Work instructions:
Switch "category-label" to "axis-label" in everything from the start of the records down to the line containing "column-side: [744, 544, 753, 641]", and give back only those lines with nothing else changed.

Dataset records:
########
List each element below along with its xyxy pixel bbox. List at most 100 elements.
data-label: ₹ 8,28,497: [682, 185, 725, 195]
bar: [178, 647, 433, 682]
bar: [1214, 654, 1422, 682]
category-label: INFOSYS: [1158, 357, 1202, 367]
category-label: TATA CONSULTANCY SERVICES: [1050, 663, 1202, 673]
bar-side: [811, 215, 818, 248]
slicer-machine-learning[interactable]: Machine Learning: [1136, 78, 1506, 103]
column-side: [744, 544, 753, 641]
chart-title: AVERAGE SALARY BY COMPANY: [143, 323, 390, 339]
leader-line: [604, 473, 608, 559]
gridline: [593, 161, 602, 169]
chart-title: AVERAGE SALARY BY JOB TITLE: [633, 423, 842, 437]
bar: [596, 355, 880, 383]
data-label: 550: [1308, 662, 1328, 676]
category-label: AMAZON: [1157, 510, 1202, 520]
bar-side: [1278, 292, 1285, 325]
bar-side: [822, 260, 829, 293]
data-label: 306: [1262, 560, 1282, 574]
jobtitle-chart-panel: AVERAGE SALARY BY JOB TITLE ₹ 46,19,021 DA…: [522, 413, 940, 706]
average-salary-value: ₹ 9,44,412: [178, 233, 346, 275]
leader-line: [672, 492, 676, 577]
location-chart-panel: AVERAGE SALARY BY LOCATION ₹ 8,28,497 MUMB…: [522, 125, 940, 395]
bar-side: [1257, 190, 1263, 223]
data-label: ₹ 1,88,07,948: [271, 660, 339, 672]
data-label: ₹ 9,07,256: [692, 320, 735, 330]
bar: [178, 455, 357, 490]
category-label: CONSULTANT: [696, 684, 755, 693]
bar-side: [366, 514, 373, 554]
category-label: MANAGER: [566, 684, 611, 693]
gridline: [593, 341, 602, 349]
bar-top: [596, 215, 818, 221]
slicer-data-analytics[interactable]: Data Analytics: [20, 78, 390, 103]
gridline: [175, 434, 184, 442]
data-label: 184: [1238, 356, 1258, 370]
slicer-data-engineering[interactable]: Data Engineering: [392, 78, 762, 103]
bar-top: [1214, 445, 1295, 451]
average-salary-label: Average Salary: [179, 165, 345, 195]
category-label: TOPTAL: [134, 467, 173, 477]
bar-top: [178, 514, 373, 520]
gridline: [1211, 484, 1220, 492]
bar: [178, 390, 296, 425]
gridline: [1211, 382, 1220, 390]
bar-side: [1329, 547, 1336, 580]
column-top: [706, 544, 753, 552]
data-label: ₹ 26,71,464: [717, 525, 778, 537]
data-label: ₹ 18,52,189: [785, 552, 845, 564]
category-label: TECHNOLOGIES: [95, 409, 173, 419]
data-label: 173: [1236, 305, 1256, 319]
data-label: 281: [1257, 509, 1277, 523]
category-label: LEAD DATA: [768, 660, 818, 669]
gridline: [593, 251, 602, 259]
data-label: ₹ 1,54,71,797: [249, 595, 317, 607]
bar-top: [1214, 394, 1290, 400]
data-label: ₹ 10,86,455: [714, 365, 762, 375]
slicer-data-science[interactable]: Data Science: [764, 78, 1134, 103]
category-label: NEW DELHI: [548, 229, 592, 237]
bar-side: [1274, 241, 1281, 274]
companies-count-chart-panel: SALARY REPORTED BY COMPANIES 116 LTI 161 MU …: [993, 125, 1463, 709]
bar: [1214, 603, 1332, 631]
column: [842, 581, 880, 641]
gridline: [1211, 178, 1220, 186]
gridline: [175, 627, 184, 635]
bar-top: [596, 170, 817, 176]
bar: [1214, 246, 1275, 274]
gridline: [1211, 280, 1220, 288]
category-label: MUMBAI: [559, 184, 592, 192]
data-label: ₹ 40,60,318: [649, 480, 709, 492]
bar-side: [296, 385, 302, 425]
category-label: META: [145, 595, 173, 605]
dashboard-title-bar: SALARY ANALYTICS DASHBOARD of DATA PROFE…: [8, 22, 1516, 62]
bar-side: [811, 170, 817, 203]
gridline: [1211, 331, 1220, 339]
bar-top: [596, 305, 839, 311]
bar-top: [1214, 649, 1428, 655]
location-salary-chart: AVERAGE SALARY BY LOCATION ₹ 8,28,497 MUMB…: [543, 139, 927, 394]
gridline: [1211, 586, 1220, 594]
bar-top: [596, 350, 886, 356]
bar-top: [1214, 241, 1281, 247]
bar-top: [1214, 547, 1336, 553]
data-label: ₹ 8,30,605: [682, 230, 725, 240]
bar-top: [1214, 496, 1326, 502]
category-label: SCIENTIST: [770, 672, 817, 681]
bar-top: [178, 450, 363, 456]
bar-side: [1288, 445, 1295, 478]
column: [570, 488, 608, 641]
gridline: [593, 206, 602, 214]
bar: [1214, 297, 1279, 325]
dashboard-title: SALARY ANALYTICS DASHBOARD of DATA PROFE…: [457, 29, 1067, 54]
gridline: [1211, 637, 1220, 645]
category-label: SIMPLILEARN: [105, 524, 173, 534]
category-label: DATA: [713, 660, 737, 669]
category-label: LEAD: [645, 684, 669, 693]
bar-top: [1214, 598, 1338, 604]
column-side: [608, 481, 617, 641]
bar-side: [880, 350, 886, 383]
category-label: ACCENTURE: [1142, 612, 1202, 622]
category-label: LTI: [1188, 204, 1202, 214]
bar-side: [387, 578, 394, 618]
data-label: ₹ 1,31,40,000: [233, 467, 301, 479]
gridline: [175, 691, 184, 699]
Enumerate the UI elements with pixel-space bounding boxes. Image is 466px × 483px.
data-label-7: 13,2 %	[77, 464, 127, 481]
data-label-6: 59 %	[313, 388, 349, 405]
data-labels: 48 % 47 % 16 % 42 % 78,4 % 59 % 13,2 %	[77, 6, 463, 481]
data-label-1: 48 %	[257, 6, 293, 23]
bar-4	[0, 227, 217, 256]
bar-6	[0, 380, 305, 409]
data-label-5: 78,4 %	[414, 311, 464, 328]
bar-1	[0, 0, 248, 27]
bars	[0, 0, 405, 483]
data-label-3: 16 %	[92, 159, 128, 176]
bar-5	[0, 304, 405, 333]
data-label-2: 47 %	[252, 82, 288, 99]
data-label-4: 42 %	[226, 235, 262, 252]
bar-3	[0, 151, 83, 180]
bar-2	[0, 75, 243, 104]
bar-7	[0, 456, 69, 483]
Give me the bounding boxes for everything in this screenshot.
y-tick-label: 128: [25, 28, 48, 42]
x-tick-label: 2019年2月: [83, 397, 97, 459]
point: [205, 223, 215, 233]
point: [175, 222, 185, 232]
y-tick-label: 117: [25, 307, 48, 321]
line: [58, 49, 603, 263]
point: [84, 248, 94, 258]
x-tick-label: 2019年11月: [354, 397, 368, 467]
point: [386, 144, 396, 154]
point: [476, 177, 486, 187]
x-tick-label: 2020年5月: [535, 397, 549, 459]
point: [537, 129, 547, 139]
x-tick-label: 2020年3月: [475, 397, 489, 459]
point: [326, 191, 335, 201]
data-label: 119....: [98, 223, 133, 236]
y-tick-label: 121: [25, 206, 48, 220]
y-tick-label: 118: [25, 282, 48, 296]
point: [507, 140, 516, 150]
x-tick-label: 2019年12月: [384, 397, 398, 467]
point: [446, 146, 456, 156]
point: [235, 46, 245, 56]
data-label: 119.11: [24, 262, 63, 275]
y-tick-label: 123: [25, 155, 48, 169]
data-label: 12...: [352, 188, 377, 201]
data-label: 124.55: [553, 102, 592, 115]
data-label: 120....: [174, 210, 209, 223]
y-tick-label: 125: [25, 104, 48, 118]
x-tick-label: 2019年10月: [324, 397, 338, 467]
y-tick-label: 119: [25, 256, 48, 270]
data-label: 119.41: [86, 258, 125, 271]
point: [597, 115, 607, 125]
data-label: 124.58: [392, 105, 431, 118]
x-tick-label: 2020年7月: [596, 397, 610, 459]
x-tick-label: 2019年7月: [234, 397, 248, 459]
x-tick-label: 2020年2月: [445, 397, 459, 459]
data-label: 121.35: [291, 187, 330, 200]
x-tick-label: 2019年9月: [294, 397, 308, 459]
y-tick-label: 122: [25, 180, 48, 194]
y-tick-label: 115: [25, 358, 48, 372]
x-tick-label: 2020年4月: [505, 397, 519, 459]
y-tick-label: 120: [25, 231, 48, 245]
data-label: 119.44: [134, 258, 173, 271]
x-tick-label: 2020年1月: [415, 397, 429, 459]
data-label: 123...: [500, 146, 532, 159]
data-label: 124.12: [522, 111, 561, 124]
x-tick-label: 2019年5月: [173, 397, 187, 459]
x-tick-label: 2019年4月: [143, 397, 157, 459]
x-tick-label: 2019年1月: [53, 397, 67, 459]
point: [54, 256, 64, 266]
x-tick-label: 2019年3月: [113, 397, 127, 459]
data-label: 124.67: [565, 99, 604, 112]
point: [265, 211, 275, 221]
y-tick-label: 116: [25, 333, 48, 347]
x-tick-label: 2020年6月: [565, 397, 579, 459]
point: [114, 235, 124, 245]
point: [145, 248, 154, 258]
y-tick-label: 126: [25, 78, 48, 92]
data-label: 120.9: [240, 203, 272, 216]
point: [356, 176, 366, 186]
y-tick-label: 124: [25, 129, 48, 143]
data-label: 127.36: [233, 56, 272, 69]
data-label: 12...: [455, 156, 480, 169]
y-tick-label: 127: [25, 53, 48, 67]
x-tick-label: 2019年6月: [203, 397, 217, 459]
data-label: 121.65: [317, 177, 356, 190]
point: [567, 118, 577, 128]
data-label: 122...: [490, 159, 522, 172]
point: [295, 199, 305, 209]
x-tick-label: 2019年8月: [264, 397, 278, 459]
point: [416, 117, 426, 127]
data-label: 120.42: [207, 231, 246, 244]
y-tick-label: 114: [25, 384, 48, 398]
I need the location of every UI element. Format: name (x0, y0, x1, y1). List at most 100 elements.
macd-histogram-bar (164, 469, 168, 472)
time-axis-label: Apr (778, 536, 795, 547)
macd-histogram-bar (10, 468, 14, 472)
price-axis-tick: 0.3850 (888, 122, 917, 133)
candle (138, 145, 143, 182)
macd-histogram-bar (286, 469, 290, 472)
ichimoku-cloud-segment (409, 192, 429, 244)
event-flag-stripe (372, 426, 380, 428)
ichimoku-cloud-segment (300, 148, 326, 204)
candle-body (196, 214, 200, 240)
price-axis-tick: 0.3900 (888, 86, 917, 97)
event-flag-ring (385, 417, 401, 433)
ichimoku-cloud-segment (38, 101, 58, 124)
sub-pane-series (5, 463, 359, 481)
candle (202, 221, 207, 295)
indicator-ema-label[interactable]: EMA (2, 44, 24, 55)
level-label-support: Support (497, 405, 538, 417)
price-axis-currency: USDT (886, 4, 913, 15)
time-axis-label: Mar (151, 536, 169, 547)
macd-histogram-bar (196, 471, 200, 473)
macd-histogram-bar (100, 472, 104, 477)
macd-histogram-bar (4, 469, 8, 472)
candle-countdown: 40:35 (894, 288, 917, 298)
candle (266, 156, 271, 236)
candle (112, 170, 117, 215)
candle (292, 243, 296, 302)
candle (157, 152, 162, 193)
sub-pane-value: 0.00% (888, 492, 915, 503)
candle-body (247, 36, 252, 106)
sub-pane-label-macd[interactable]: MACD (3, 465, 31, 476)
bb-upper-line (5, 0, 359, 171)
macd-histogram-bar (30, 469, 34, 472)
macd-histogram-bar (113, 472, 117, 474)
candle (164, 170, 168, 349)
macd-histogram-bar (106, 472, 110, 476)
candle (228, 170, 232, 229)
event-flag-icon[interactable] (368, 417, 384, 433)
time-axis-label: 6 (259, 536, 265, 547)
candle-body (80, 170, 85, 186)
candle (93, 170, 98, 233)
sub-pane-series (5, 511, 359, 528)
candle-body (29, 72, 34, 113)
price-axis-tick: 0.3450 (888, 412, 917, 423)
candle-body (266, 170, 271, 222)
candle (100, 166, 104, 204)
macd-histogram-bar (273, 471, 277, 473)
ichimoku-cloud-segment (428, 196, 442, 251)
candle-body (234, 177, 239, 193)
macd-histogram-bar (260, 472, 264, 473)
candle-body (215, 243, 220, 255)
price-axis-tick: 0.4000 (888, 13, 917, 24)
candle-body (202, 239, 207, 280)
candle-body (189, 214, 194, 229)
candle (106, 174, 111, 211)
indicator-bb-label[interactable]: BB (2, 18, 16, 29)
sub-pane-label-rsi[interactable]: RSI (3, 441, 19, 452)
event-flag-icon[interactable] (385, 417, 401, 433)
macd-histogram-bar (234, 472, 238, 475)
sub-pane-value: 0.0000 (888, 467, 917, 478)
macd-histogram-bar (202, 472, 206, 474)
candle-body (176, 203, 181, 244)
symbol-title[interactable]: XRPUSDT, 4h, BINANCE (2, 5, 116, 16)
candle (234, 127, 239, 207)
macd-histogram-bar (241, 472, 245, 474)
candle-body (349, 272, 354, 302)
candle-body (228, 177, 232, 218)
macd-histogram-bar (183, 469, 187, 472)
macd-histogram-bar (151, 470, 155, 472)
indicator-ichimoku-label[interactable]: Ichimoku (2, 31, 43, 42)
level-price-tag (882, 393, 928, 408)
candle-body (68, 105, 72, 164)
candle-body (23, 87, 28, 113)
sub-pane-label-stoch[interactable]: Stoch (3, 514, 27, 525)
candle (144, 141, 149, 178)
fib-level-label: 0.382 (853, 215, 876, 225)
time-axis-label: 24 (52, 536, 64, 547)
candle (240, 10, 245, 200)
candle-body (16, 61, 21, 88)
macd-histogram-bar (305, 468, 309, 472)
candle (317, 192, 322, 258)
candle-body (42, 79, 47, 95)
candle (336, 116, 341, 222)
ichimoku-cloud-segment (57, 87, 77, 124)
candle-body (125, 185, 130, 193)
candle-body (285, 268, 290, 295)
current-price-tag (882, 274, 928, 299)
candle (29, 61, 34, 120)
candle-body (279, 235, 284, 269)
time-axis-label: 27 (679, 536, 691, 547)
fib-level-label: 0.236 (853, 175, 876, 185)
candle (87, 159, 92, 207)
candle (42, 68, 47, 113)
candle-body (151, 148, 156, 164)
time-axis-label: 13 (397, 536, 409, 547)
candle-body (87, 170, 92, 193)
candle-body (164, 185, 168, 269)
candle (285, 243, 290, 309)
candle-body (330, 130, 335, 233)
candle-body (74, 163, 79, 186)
########
Task output:
List each element below along with its xyxy pixel bbox. List at most 100 elements.
data-label: ₹ 8,28,497: [682, 185, 725, 195]
bar: [178, 647, 433, 682]
bar: [1214, 654, 1422, 682]
axis-label: INFOSYS: [1158, 357, 1202, 367]
axis-label: TATA CONSULTANCY SERVICES: [1050, 663, 1202, 673]
bar-side: [811, 215, 818, 248]
slicer-machine-learning[interactable]: Machine Learning: [1136, 78, 1506, 103]
column-side: [744, 544, 753, 641]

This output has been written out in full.